(Stored entries)
◇ ◇ ◇ ◇ ◇ ◇ ◇
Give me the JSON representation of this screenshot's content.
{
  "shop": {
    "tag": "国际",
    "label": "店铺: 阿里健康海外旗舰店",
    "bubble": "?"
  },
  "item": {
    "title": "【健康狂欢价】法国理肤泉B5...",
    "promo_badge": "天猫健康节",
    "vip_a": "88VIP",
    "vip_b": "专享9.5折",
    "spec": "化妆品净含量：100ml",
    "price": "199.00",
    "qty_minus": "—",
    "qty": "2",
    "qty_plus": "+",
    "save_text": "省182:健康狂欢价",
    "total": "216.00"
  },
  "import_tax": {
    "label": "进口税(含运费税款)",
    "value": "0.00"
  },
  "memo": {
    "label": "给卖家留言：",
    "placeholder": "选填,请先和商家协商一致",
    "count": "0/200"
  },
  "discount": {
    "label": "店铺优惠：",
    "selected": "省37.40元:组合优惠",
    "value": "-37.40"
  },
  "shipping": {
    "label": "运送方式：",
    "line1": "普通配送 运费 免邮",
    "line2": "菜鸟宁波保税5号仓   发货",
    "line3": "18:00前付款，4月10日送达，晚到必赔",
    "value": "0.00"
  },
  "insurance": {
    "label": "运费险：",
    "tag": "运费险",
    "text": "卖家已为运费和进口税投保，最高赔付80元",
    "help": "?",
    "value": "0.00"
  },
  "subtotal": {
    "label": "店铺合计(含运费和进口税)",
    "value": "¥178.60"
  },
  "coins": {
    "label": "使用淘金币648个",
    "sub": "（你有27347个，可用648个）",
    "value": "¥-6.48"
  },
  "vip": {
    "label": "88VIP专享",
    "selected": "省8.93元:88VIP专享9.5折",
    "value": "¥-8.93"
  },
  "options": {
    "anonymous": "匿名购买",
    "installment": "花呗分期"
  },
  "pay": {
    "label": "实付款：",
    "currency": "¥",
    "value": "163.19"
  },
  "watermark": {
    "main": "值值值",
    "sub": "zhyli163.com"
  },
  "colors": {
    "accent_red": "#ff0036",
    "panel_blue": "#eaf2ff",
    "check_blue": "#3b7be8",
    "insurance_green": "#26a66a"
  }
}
◇ ◇ ◇ ◇ ◇ ◇ ◇
Problem requirements
Print all of the entries exactly as they appear.

Answer for this exercise
Give me the JSON representation of this screenshot's content.
{
  "shop": {
    "tag": "国际",
    "label": "店铺: 阿里健康海外旗舰店",
    "bubble": "?"
  },
  "item": {
    "title": "【健康狂欢价】法国理肤泉B5...",
    "promo_badge": "天猫健康节",
    "vip_a": "88VIP",
    "vip_b": "专享9.5折",
    "spec": "化妆品净含量：100ml",
    "price": "199.00",
    "qty_minus": "—",
    "qty": "2",
    "qty_plus": "+",
    "save_text": "省182:健康狂欢价",
    "total": "216.00"
  },
  "import_tax": {
    "label": "进口税(含运费税款)",
    "value": "0.00"
  },
  "memo": {
    "label": "给卖家留言：",
    "placeholder": "选填,请先和商家协商一致",
    "count": "0/200"
  },
  "discount": {
    "label": "店铺优惠：",
    "selected": "省37.40元:组合优惠",
    "value": "-37.40"
  },
  "shipping": {
    "label": "运送方式：",
    "line1": "普通配送 运费 免邮",
    "line2": "菜鸟宁波保税5号仓   发货",
    "line3": "18:00前付款，4月10日送达，晚到必赔",
    "value": "0.00"
  },
  "insurance": {
    "label": "运费险：",
    "tag": "运费险",
    "text": "卖家已为运费和进口税投保，最高赔付80元",
    "help": "?",
    "value": "0.00"
  },
  "subtotal": {
    "label": "店铺合计(含运费和进口税)",
    "value": "¥178.60"
  },
  "coins": {
    "label": "使用淘金币648个",
    "sub": "（你有27347个，可用648个）",
    "value": "¥-6.48"
  },
  "vip": {
    "label": "88VIP专享",
    "selected": "省8.93元:88VIP专享9.5折",
    "value": "¥-8.93"
  },
  "options": {
    "anonymous": "匿名购买",
    "installment": "花呗分期"
  },
  "pay": {
    "label": "实付款：",
    "currency": "¥",
    "value": "163.19"
  },
  "watermark": {
    "main": "值值值",
    "sub": "zhyli163.com"
  },
  "colors": {
    "accent_red": "#ff0036",
    "panel_blue": "#eaf2ff",
    "check_blue": "#3b7be8",
    "insurance_green": "#26a66a"
  }
}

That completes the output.